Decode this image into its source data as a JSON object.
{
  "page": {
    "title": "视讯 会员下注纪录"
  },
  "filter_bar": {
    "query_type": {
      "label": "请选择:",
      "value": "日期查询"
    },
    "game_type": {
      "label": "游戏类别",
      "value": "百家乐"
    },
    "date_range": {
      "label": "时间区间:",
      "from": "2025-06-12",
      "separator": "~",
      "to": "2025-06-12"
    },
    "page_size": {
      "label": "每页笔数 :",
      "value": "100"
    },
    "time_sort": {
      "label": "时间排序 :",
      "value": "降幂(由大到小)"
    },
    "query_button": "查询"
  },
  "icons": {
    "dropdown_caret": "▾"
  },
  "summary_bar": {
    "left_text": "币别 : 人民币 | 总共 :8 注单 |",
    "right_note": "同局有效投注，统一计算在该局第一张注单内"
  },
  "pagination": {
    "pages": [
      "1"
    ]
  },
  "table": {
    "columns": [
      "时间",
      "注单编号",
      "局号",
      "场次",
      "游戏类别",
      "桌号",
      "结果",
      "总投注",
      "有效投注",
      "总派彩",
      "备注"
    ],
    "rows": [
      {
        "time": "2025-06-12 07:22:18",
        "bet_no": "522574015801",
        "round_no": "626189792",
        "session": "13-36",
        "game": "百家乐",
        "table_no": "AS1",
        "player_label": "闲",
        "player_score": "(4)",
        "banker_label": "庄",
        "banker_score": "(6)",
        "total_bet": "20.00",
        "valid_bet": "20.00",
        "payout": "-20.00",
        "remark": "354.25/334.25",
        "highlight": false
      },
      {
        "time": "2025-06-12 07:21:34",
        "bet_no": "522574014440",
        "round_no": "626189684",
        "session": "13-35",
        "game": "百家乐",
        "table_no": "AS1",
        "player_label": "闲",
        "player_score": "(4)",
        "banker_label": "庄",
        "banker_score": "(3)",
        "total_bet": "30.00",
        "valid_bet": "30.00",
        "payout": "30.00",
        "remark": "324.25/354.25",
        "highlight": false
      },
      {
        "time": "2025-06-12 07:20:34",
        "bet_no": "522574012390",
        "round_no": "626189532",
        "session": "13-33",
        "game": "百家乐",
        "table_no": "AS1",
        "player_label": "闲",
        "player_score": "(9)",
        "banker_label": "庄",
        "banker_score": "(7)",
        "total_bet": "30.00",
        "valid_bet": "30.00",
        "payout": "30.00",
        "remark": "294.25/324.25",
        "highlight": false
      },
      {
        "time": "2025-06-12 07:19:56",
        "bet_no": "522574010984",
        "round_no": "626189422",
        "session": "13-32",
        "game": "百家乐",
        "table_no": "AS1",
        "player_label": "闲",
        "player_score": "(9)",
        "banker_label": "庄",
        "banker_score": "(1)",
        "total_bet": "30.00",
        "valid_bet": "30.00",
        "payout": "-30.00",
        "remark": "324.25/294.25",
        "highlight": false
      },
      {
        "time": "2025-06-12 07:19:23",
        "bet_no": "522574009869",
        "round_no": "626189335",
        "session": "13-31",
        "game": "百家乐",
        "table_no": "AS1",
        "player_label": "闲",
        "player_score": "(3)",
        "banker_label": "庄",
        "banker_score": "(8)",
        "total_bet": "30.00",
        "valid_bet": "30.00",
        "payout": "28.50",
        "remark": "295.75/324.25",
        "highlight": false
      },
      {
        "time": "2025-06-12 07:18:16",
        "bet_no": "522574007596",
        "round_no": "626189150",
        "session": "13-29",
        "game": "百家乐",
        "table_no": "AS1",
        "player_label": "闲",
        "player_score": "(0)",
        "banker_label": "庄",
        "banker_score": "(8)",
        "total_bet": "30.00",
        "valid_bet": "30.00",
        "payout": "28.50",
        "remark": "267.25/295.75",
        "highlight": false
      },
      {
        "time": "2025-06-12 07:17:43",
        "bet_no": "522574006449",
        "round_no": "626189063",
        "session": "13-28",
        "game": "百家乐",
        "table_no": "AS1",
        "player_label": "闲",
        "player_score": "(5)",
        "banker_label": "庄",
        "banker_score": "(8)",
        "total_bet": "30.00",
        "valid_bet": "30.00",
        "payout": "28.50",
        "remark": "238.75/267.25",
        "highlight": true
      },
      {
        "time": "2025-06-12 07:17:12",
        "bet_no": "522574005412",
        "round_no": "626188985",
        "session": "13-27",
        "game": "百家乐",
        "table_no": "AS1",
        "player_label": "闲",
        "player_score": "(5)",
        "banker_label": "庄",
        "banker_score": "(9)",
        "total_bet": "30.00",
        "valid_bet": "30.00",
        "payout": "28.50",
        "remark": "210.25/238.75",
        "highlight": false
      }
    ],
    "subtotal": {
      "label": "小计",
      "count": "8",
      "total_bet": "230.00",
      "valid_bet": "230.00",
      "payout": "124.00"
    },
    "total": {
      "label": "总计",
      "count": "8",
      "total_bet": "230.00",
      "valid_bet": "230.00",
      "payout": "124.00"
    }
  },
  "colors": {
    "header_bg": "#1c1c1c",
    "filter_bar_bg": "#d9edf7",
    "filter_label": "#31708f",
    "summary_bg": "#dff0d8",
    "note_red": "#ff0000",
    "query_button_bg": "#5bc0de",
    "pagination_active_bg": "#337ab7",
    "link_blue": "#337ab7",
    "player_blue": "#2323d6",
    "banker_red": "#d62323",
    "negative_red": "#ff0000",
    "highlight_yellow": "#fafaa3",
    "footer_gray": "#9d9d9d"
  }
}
========================
Task directions —
Return all lines containing "remark".

The solution —
        "remark": "354.25/334.25",
        "remark": "324.25/354.25",
        "remark": "294.25/324.25",
        "remark": "324.25/294.25",
        "remark": "295.75/324.25",
        "remark": "267.25/295.75",
        "remark": "238.75/267.25",
        "remark": "210.25/238.75",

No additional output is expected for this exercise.